BRIEF:
Set out each line from the following listing that includes the word "this".

RECORD LIST:
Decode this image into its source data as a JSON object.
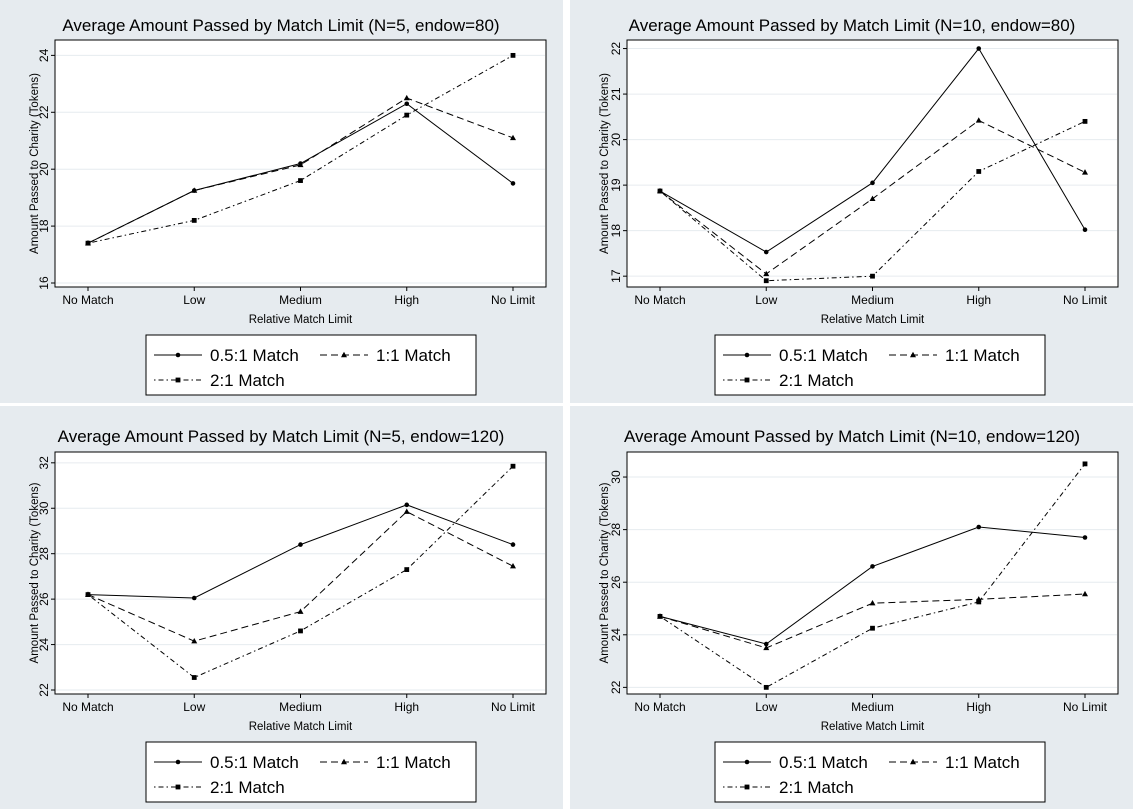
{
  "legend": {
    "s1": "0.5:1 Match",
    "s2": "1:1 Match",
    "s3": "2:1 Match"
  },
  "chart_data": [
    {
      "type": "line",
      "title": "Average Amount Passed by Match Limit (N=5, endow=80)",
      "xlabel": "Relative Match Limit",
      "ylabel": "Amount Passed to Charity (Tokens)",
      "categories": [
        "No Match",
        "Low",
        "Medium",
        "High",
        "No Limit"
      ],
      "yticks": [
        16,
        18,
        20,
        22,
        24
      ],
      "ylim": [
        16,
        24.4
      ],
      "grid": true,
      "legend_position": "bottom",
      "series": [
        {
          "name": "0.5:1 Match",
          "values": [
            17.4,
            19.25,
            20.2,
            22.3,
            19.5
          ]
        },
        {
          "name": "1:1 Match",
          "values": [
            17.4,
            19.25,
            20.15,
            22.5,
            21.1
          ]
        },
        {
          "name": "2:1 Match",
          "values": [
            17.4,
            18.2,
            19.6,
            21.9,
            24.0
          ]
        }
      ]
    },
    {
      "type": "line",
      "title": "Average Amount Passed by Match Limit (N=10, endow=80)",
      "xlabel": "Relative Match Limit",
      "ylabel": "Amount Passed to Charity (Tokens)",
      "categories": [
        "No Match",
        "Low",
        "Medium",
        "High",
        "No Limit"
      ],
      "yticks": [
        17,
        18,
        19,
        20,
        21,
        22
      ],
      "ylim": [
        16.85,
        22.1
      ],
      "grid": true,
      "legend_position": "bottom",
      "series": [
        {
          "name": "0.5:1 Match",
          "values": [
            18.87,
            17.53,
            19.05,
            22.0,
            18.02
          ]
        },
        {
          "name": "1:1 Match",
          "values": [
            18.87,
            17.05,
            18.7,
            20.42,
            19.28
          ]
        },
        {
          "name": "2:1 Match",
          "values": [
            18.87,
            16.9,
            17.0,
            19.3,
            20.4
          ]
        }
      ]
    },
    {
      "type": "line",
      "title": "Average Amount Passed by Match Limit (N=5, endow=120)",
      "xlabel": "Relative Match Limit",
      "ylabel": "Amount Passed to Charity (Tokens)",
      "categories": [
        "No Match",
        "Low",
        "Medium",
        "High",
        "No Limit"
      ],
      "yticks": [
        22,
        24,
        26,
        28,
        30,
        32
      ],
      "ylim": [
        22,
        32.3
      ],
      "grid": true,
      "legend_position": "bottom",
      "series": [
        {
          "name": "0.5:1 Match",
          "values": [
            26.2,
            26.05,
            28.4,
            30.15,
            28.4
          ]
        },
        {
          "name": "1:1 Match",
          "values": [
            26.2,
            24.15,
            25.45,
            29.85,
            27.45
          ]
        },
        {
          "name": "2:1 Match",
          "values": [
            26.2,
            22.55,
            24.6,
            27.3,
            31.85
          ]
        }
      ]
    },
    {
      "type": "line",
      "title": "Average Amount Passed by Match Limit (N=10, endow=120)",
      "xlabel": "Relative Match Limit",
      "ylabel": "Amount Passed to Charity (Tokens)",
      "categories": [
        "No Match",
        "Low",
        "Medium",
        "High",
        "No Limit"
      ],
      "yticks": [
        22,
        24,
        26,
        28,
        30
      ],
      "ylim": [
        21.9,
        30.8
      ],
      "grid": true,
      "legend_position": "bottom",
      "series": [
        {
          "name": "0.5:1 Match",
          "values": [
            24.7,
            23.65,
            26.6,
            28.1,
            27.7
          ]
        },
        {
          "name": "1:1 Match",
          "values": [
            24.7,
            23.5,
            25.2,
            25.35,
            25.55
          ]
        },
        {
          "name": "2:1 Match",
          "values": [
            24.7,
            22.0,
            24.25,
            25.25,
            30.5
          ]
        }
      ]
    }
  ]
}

---

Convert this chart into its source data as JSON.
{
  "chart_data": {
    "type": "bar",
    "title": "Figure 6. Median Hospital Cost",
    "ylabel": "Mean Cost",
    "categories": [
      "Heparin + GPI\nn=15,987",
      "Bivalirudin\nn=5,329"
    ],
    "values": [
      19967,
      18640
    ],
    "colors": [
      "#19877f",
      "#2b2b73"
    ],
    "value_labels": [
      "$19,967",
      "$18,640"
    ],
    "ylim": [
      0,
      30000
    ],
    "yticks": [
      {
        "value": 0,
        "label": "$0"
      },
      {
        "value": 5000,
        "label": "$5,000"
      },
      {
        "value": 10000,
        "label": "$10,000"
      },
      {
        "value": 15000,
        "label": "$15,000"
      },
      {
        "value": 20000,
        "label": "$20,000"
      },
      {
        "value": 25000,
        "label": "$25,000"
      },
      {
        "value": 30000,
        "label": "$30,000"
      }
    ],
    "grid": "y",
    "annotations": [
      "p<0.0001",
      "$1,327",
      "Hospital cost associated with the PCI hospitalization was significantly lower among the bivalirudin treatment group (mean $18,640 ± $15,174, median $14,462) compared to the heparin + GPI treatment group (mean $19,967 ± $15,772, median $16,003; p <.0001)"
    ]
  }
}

SOLUTION TO THE EXERCISE:
Decode this image into its source data as a JSON object.
Convert this chart into its source data as JSON.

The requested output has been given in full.